- [Stated goal]: In the entries below, find every line holding the string "Contdgp" and collect it.

─── Records supplied

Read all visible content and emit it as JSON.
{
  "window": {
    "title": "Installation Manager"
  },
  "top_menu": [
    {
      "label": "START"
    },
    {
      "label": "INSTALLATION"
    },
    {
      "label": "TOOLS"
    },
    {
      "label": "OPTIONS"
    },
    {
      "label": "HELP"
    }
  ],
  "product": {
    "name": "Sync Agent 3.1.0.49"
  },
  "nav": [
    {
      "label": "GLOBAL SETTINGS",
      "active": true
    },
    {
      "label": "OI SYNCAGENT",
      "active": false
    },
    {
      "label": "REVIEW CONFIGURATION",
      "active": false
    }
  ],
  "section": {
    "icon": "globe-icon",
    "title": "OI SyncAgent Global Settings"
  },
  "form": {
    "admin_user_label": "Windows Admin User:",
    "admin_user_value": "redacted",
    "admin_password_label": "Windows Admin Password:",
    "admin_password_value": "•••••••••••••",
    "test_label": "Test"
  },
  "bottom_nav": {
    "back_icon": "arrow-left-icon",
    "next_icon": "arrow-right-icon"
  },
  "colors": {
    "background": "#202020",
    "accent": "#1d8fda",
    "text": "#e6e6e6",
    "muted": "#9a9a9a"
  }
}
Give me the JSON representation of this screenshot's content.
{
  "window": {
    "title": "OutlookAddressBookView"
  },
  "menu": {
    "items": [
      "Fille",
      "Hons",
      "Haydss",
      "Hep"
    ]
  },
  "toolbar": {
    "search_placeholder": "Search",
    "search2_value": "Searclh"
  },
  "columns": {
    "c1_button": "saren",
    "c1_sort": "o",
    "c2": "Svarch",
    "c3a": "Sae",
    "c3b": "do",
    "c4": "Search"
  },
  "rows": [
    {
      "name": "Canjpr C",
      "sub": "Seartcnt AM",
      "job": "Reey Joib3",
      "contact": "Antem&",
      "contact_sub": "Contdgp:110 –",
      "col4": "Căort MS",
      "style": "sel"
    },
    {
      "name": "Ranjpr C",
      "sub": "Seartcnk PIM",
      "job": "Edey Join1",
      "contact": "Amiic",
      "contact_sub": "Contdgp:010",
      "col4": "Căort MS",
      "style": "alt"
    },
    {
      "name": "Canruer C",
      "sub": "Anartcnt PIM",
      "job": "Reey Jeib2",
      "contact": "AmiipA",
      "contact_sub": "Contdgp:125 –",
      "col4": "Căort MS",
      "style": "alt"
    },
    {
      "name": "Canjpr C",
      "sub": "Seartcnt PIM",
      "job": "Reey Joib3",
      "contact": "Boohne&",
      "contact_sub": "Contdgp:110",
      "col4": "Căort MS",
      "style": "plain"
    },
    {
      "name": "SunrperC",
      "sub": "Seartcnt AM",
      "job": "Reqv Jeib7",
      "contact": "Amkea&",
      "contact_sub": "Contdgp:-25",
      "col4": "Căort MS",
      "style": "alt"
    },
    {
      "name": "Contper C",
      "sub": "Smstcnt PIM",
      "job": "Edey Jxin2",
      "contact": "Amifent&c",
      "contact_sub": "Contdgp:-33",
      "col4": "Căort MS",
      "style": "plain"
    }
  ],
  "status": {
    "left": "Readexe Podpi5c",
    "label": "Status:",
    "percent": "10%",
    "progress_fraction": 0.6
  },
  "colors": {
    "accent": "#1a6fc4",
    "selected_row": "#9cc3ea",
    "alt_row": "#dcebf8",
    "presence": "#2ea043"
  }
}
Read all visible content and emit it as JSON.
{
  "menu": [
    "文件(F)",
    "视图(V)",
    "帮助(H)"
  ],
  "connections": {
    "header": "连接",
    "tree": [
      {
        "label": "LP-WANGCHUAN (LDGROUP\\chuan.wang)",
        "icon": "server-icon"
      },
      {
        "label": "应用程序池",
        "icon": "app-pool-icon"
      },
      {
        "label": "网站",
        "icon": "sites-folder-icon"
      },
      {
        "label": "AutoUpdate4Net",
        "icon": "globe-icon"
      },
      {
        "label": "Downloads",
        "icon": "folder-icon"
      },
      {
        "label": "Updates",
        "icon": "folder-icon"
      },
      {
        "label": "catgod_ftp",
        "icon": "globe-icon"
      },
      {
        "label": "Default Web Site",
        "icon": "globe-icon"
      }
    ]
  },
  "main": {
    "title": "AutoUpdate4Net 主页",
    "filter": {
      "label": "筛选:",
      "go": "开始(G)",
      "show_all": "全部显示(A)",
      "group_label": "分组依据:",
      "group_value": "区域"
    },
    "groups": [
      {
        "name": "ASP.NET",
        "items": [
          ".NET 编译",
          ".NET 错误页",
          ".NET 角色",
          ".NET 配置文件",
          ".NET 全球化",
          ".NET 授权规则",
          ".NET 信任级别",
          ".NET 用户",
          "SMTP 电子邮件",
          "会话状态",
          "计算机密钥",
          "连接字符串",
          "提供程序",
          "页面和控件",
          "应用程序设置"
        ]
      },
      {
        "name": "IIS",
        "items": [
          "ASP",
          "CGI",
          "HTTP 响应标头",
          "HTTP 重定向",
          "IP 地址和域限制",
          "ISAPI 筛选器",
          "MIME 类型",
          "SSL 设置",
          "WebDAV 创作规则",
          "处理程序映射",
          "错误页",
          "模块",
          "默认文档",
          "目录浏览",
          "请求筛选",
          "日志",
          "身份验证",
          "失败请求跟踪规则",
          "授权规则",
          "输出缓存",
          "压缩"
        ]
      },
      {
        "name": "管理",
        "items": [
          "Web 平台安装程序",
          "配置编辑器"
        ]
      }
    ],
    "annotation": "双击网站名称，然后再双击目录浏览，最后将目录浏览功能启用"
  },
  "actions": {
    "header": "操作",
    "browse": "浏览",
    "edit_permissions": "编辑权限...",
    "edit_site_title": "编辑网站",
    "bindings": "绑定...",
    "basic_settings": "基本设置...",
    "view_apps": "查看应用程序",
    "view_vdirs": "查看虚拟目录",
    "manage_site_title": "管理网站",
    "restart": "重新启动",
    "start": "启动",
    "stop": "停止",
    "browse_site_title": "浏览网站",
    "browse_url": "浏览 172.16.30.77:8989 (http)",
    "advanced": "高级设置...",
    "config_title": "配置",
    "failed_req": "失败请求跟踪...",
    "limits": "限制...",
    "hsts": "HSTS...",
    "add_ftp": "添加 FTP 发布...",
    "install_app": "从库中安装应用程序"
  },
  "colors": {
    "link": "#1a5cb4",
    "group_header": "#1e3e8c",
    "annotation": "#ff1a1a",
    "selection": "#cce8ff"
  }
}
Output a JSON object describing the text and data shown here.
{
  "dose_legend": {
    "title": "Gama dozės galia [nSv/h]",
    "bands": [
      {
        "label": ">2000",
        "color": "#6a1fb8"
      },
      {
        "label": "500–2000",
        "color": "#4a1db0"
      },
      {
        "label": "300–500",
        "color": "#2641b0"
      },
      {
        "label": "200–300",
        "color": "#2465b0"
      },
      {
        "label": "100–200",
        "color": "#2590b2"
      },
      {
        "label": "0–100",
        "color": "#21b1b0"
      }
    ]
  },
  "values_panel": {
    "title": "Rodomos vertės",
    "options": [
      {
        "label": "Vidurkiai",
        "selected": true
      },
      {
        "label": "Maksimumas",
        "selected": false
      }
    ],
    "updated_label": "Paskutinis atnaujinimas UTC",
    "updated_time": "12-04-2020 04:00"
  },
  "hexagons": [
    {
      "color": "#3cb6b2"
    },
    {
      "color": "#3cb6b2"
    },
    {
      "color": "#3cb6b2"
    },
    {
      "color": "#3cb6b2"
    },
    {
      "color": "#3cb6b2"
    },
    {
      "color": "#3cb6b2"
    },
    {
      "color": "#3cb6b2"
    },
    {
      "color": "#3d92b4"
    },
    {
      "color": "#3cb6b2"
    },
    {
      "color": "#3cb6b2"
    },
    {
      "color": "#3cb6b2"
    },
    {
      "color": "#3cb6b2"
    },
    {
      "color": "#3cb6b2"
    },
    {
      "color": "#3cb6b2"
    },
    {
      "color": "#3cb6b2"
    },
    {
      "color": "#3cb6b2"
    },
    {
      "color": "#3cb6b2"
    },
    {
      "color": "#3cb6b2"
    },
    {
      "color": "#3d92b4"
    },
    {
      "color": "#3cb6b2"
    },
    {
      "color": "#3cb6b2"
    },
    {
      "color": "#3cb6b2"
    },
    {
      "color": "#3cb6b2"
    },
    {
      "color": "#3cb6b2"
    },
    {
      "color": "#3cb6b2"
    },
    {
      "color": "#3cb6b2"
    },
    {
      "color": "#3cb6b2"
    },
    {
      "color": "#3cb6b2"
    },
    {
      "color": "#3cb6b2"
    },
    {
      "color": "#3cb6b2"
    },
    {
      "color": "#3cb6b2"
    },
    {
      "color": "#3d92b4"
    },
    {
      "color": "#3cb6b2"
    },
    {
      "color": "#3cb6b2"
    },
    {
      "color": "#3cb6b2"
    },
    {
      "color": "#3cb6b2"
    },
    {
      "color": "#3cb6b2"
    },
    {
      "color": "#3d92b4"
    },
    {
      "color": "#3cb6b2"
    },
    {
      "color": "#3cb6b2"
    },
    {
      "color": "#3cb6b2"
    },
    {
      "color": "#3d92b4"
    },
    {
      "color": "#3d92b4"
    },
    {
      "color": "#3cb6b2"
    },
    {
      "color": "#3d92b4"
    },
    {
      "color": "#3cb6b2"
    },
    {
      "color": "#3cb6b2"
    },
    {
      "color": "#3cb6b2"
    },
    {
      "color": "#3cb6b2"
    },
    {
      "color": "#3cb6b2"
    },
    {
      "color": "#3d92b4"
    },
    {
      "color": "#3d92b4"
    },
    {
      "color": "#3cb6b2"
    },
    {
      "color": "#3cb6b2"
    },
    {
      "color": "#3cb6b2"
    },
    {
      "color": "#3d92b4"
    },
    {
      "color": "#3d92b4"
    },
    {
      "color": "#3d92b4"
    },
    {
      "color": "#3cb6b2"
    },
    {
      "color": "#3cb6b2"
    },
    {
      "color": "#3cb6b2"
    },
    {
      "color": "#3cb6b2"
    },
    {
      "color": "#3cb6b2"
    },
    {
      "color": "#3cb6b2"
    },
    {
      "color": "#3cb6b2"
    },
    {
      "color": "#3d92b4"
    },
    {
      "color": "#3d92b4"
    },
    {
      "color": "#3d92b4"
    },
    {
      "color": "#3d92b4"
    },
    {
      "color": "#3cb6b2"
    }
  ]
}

──────

- [Worked solution]:
      "contact_sub": "Contdgp:110 –",
      "contact_sub": "Contdgp:010",
      "contact_sub": "Contdgp:125 –",
      "contact_sub": "Contdgp:110",
      "contact_sub": "Contdgp:-25",
      "contact_sub": "Contdgp:-33",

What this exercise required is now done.